— Source data —
########

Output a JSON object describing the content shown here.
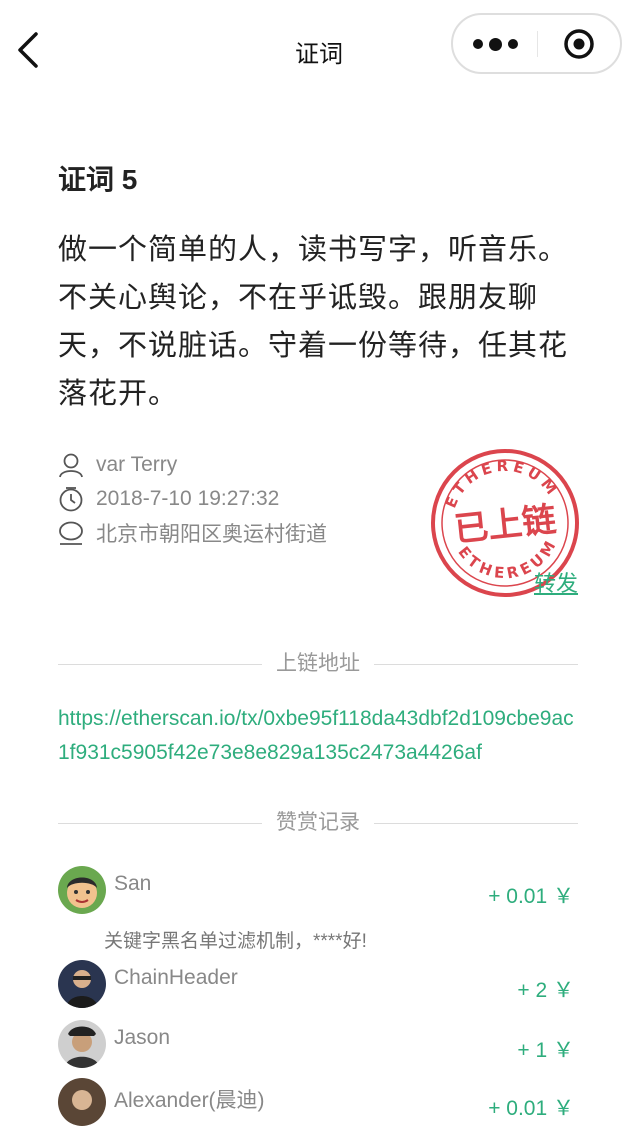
{
  "nav": {
    "title": "证词",
    "back_icon": "chevron-left-icon",
    "more_icon": "more-dots-icon",
    "close_icon": "target-close-icon"
  },
  "testimony": {
    "heading": "证词 5",
    "body": "做一个简单的人，读书写字，听音乐。不关心舆论，不在乎诋毁。跟朋友聊天，不说脏话。守着一份等待，任其花落花开。",
    "author": "var Terry",
    "datetime": "2018-7-10 19:27:32",
    "location": "北京市朝阳区奥运村街道"
  },
  "stamp": {
    "ring_text_top": "ETHEREUM",
    "ring_text_bottom": "ETHEREUM",
    "center_text": "已上链",
    "color": "#d9363e"
  },
  "share_label": "转发",
  "chain": {
    "section_label": "上链地址",
    "tx_url": "https://etherscan.io/tx/0xbe95f118da43dbf2d109cbe9ac1f931c5905f42e73e8e829a135c2473a4426af"
  },
  "rewards": {
    "section_label": "赞赏记录",
    "items": [
      {
        "name": "San",
        "amount": "+ 0.01 ￥",
        "note": "关键字黑名单过滤机制，****好!"
      },
      {
        "name": "ChainHeader",
        "amount": "+ 2 ￥"
      },
      {
        "name": "Jason",
        "amount": "+ 1 ￥"
      },
      {
        "name": "Alexander(晨迪)",
        "amount": "+ 0.01 ￥"
      }
    ]
  },
  "colors": {
    "accent": "#2ead7d",
    "stamp": "#d9363e",
    "muted": "#888888"
  }
}
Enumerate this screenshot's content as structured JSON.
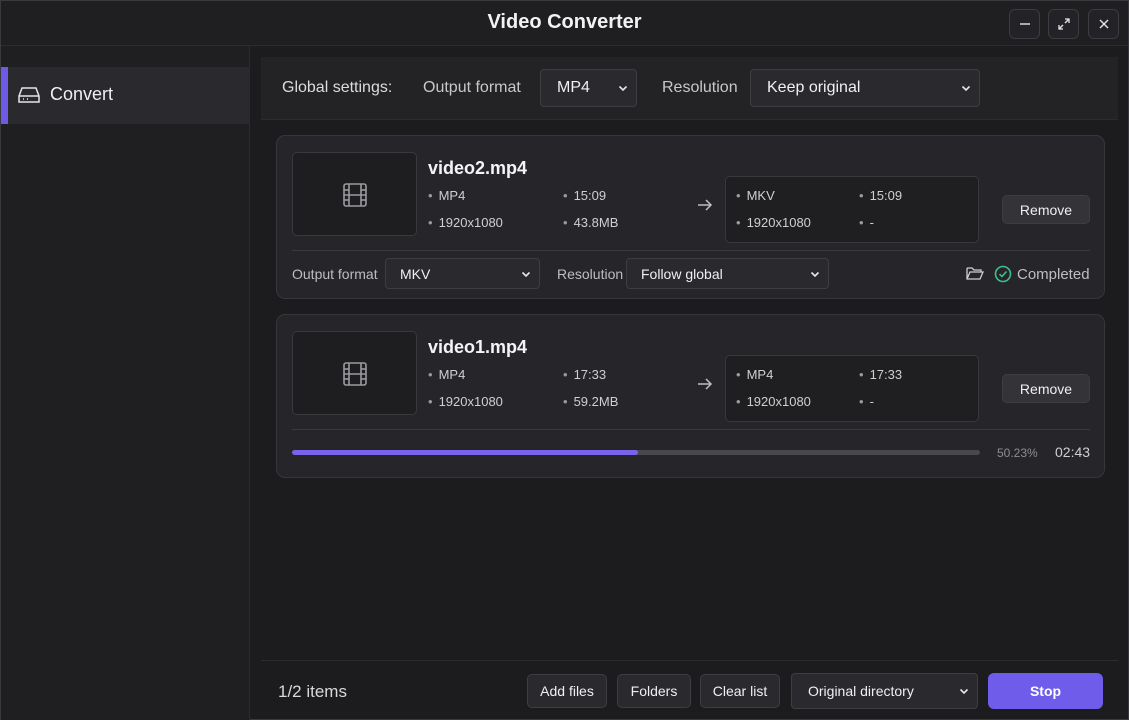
{
  "window": {
    "title": "Video Converter",
    "controls": [
      "minimize-icon",
      "maximize-icon",
      "close-icon"
    ]
  },
  "sidebar": {
    "items": [
      {
        "label": "Convert",
        "icon": "drive-icon",
        "active": true
      }
    ]
  },
  "global": {
    "title": "Global settings:",
    "output_format_label": "Output format",
    "output_format_value": "MP4",
    "resolution_label": "Resolution",
    "resolution_value": "Keep original"
  },
  "items": [
    {
      "name": "video2.mp4",
      "source": {
        "format": "MP4",
        "duration": "15:09",
        "resolution": "1920x1080",
        "size": "43.8MB"
      },
      "target": {
        "format": "MKV",
        "duration": "15:09",
        "resolution": "1920x1080",
        "size": "-"
      },
      "remove_label": "Remove",
      "output_format_label": "Output format",
      "output_format_value": "MKV",
      "resolution_label": "Resolution",
      "resolution_value": "Follow global",
      "status": "Completed"
    },
    {
      "name": "video1.mp4",
      "source": {
        "format": "MP4",
        "duration": "17:33",
        "resolution": "1920x1080",
        "size": "59.2MB"
      },
      "target": {
        "format": "MP4",
        "duration": "17:33",
        "resolution": "1920x1080",
        "size": "-"
      },
      "remove_label": "Remove",
      "progress_text": "50.23%",
      "progress": 0.5023,
      "eta": "02:43"
    }
  ],
  "footer": {
    "count": "1/2 items",
    "add_files": "Add files",
    "folders": "Folders",
    "clear_list": "Clear list",
    "output_dir": "Original directory",
    "stop": "Stop"
  },
  "colors": {
    "accent": "#6f5cea",
    "success": "#3fbf8a"
  }
}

########

— Task brief —
All of the material above is to be copied exactly, except for its images.

— Completed exercise —
Output a JSON object describing the content shown here.
{
  "nav": {
    "title": "证词",
    "back_icon": "chevron-left-icon",
    "more_icon": "more-dots-icon",
    "close_icon": "target-close-icon"
  },
  "testimony": {
    "heading": "证词 5",
    "body": "做一个简单的人，读书写字，听音乐。不关心舆论，不在乎诋毁。跟朋友聊天，不说脏话。守着一份等待，任其花落花开。",
    "author": "var Terry",
    "datetime": "2018-7-10 19:27:32",
    "location": "北京市朝阳区奥运村街道"
  },
  "stamp": {
    "ring_text_top": "ETHEREUM",
    "ring_text_bottom": "ETHEREUM",
    "center_text": "已上链",
    "color": "#d9363e"
  },
  "share_label": "转发",
  "chain": {
    "section_label": "上链地址",
    "tx_url": "https://etherscan.io/tx/0xbe95f118da43dbf2d109cbe9ac1f931c5905f42e73e8e829a135c2473a4426af"
  },
  "rewards": {
    "section_label": "赞赏记录",
    "items": [
      {
        "name": "San",
        "amount": "+ 0.01 ￥",
        "note": "关键字黑名单过滤机制，****好!"
      },
      {
        "name": "ChainHeader",
        "amount": "+ 2 ￥"
      },
      {
        "name": "Jason",
        "amount": "+ 1 ￥"
      },
      {
        "name": "Alexander(晨迪)",
        "amount": "+ 0.01 ￥"
      }
    ]
  },
  "colors": {
    "accent": "#2ead7d",
    "stamp": "#d9363e",
    "muted": "#888888"
  }
}
Enumerate this screenshot's content as structured JSON.
{
  "window": {
    "title": "Video Converter",
    "controls": [
      "minimize-icon",
      "maximize-icon",
      "close-icon"
    ]
  },
  "sidebar": {
    "items": [
      {
        "label": "Convert",
        "icon": "drive-icon",
        "active": true
      }
    ]
  },
  "global": {
    "title": "Global settings:",
    "output_format_label": "Output format",
    "output_format_value": "MP4",
    "resolution_label": "Resolution",
    "resolution_value": "Keep original"
  },
  "items": [
    {
      "name": "video2.mp4",
      "source": {
        "format": "MP4",
        "duration": "15:09",
        "resolution": "1920x1080",
        "size": "43.8MB"
      },
      "target": {
        "format": "MKV",
        "duration": "15:09",
        "resolution": "1920x1080",
        "size": "-"
      },
      "remove_label": "Remove",
      "output_format_label": "Output format",
      "output_format_value": "MKV",
      "resolution_label": "Resolution",
      "resolution_value": "Follow global",
      "status": "Completed"
    },
    {
      "name": "video1.mp4",
      "source": {
        "format": "MP4",
        "duration": "17:33",
        "resolution": "1920x1080",
        "size": "59.2MB"
      },
      "target": {
        "format": "MP4",
        "duration": "17:33",
        "resolution": "1920x1080",
        "size": "-"
      },
      "remove_label": "Remove",
      "progress_text": "50.23%",
      "progress": 0.5023,
      "eta": "02:43"
    }
  ],
  "footer": {
    "count": "1/2 items",
    "add_files": "Add files",
    "folders": "Folders",
    "clear_list": "Clear list",
    "output_dir": "Original directory",
    "stop": "Stop"
  },
  "colors": {
    "accent": "#6f5cea",
    "success": "#3fbf8a"
  }
}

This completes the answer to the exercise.